··· SOURCE DATA ···

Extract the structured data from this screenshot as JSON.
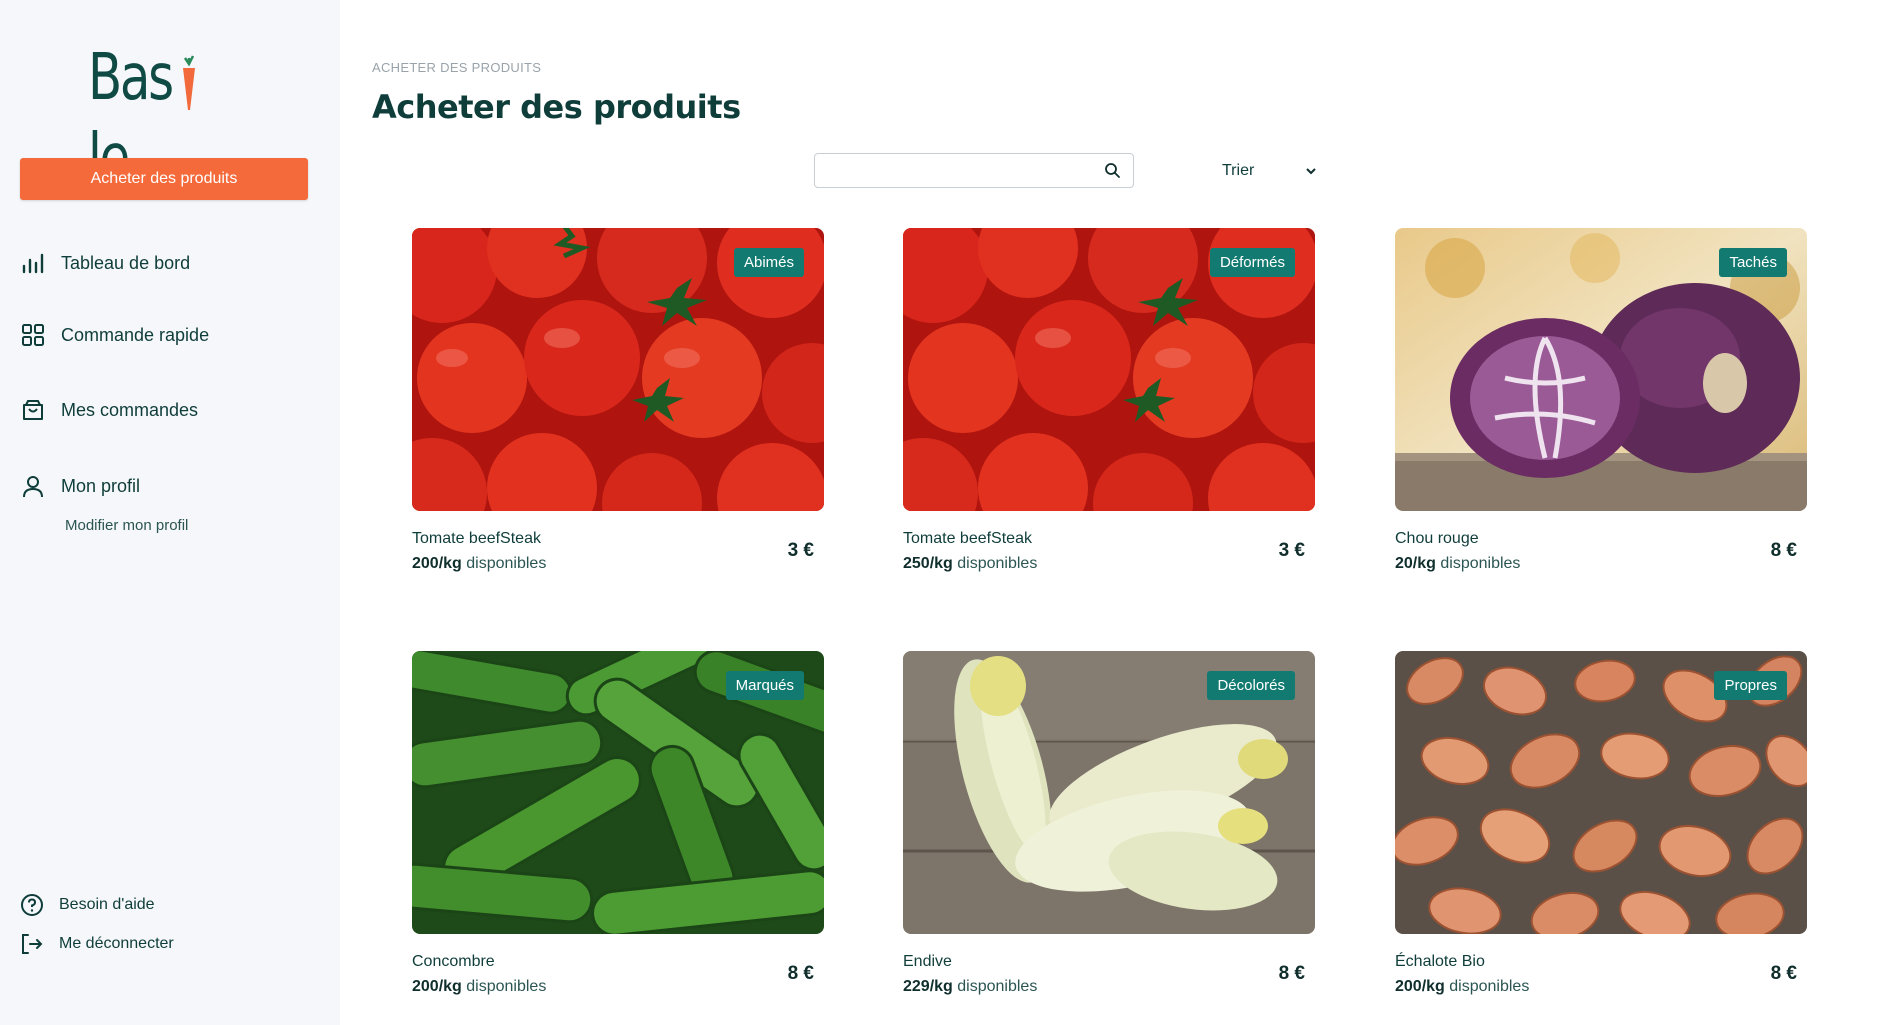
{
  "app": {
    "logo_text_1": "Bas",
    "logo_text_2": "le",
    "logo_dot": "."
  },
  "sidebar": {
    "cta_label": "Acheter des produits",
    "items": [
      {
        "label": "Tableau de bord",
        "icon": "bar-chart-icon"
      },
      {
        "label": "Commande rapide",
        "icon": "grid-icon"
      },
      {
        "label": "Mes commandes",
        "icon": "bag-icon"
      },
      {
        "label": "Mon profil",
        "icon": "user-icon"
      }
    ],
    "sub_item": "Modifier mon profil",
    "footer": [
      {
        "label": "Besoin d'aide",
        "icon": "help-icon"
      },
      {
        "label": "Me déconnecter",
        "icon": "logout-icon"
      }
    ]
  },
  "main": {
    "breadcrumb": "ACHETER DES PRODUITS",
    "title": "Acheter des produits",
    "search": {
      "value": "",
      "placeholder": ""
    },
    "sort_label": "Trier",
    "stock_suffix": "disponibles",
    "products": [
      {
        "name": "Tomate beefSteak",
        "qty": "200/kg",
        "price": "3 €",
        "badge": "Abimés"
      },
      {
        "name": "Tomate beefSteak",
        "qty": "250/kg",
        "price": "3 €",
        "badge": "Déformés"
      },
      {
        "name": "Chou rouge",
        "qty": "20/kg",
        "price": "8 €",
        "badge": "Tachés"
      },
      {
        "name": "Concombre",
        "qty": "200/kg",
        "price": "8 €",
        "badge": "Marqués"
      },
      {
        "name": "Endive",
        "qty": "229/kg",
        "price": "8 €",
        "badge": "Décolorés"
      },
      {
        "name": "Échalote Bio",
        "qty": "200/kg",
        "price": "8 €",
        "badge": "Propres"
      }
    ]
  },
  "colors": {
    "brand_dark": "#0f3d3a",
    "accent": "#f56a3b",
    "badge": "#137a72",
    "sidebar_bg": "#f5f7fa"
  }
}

···
··· SOURCE DATA ···

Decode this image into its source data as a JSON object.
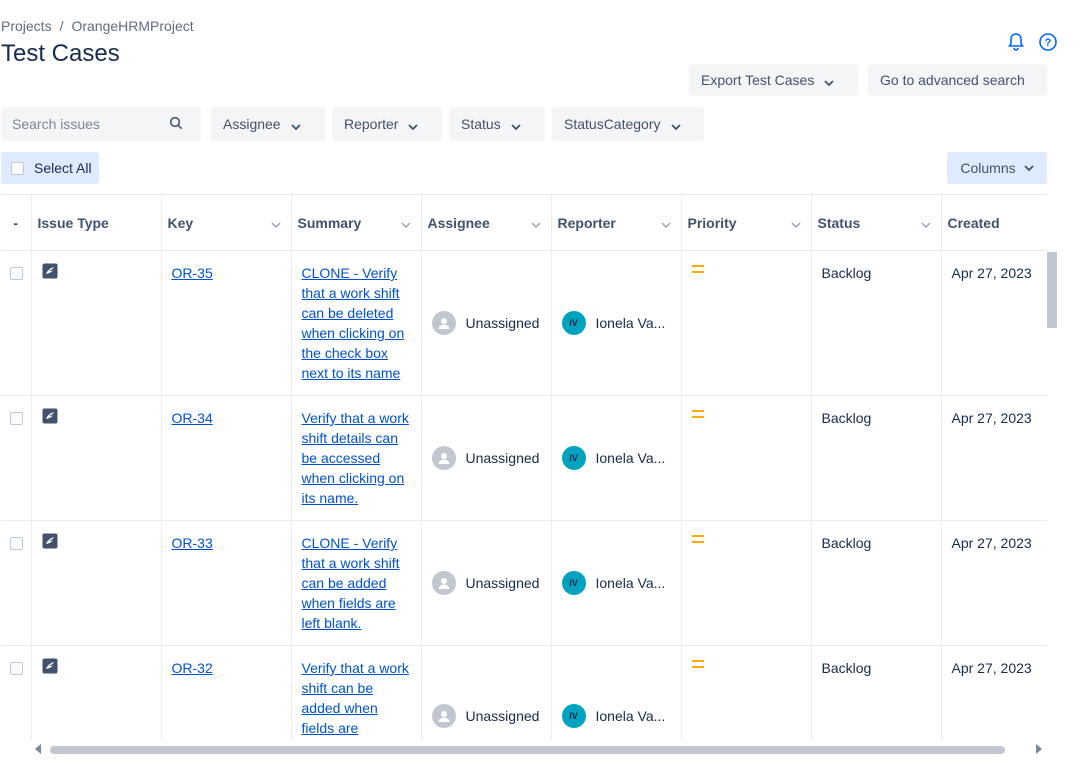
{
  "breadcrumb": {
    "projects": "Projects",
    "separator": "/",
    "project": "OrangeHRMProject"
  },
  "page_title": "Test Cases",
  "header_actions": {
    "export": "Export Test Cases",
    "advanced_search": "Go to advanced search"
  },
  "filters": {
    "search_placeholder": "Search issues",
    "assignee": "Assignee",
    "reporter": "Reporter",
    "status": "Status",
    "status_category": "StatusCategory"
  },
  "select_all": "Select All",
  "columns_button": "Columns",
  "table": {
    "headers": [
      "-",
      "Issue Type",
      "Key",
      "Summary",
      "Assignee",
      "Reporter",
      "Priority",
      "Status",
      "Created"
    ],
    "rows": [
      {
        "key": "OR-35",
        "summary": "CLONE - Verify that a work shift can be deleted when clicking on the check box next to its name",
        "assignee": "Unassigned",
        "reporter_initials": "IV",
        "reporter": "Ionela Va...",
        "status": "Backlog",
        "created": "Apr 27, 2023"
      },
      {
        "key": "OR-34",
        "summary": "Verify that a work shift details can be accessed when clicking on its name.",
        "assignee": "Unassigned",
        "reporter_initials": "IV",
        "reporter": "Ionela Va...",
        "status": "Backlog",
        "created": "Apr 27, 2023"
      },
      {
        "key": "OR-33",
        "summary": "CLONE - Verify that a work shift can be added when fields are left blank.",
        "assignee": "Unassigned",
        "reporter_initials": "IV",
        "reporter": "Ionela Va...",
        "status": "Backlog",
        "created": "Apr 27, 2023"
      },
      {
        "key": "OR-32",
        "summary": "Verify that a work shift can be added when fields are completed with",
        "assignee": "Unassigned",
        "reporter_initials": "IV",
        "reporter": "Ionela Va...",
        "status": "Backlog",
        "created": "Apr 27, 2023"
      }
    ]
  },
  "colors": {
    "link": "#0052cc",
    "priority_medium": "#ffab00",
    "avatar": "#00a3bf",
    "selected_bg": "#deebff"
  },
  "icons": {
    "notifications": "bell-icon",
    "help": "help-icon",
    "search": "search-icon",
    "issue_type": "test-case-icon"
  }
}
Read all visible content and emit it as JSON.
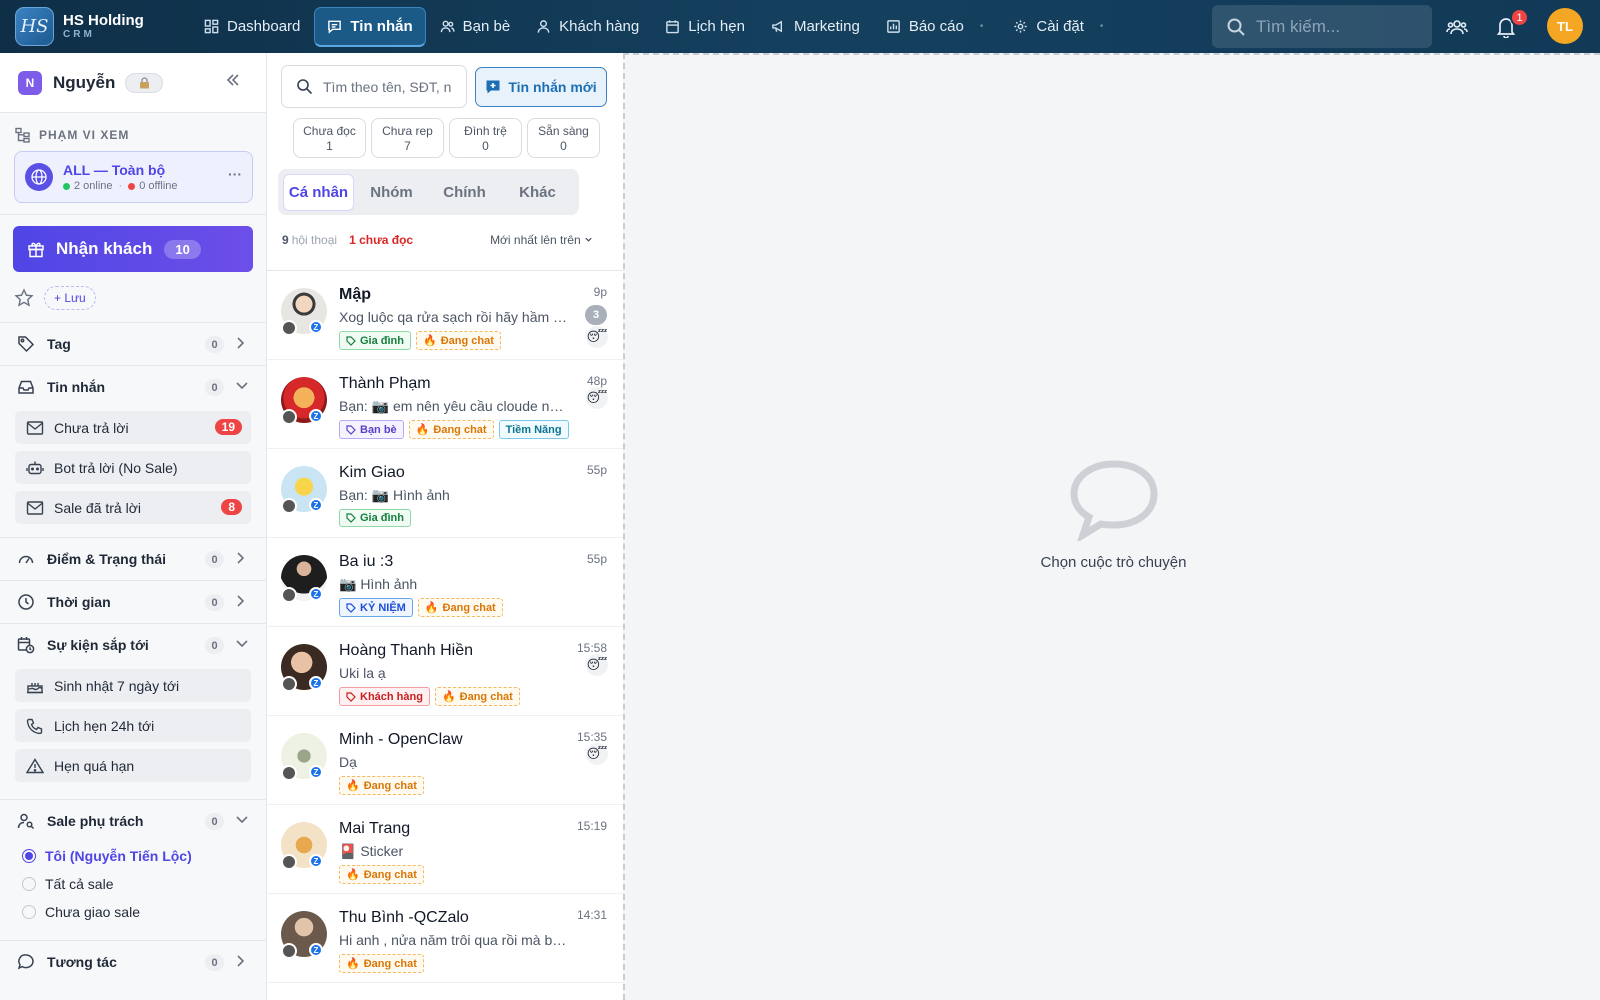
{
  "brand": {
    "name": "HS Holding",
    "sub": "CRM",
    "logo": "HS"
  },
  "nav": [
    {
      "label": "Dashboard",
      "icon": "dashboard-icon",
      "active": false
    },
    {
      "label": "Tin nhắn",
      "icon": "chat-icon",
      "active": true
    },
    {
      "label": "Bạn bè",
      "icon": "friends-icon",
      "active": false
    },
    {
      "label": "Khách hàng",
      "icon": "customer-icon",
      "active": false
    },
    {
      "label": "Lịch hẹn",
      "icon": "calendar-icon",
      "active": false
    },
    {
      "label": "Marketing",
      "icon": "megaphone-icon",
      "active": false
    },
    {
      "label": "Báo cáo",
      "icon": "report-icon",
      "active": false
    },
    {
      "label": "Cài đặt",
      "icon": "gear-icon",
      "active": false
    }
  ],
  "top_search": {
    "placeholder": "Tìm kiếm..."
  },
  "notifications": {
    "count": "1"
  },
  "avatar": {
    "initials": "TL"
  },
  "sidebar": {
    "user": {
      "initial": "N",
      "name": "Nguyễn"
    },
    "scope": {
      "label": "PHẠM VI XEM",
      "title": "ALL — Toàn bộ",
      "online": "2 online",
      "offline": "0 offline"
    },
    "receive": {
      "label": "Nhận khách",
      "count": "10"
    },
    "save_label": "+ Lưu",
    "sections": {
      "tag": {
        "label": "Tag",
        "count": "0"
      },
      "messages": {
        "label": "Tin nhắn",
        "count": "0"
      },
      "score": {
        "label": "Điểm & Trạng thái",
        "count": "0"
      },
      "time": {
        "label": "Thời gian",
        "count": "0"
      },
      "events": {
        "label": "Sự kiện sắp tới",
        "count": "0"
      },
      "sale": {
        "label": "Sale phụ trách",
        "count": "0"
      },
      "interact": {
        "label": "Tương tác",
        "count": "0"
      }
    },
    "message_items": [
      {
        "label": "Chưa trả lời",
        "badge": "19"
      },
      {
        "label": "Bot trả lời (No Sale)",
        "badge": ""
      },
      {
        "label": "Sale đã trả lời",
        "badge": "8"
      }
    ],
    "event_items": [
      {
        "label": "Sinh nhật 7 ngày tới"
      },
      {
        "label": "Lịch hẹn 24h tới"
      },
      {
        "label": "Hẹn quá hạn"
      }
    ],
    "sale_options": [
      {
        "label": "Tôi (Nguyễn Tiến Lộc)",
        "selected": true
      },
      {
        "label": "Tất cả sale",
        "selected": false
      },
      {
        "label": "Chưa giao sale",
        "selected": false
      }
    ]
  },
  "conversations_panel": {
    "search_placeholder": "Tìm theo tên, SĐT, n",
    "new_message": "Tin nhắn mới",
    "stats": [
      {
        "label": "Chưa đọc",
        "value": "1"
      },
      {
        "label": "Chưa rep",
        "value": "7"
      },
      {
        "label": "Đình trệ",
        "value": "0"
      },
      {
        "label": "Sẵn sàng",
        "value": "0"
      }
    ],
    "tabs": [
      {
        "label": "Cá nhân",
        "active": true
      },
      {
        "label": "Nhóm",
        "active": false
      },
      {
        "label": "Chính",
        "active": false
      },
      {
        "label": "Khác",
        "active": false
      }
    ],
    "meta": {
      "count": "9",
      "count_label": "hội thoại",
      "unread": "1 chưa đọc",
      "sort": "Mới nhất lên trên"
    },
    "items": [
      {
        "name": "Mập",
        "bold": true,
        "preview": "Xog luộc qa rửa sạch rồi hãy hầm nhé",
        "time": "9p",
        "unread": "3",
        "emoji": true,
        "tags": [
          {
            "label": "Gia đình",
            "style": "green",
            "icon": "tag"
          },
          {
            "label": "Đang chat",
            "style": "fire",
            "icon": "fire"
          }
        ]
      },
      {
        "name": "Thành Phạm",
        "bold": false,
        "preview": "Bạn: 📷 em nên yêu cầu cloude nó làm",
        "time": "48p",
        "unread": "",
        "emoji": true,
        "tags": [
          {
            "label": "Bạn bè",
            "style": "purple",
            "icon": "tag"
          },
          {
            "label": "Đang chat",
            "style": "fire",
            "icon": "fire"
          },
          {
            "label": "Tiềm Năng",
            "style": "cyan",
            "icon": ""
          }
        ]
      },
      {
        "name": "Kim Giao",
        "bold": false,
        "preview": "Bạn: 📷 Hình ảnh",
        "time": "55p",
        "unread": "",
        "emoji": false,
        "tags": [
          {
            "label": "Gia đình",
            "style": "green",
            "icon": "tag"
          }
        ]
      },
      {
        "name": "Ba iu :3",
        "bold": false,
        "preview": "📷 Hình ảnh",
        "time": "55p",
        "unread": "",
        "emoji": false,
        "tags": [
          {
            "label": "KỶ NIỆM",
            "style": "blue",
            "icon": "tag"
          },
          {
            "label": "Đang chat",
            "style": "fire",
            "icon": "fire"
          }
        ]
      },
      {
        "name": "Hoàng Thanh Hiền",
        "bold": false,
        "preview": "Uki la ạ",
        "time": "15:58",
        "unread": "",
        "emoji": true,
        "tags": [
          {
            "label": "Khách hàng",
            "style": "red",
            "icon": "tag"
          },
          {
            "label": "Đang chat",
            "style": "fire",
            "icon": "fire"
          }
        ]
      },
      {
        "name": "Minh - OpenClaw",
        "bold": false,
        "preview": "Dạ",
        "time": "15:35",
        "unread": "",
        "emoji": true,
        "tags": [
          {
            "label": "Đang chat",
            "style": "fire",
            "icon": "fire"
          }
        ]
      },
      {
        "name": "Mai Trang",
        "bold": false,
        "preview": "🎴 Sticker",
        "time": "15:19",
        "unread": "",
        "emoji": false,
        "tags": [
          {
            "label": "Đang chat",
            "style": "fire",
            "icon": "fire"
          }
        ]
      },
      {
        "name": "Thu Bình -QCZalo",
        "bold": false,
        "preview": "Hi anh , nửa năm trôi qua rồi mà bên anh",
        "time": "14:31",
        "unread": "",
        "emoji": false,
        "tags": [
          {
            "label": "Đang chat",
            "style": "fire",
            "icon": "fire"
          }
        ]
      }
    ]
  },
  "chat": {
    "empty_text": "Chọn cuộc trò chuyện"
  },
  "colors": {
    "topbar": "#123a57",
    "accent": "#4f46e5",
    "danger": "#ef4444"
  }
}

···

◆ YOUR TASK
Copy out each line of the data containing the string "Verify".

◆ TASK RESPONSE
        "summary": "CLONE - Verify that a work shift can be deleted when clicking on the check box next to its name",
        "summary": "Verify that a work shift details can be accessed when clicking on its name.",
        "summary": "CLONE - Verify that a work shift can be added when fields are left blank.",
        "summary": "Verify that a work shift can be added when fields are completed with",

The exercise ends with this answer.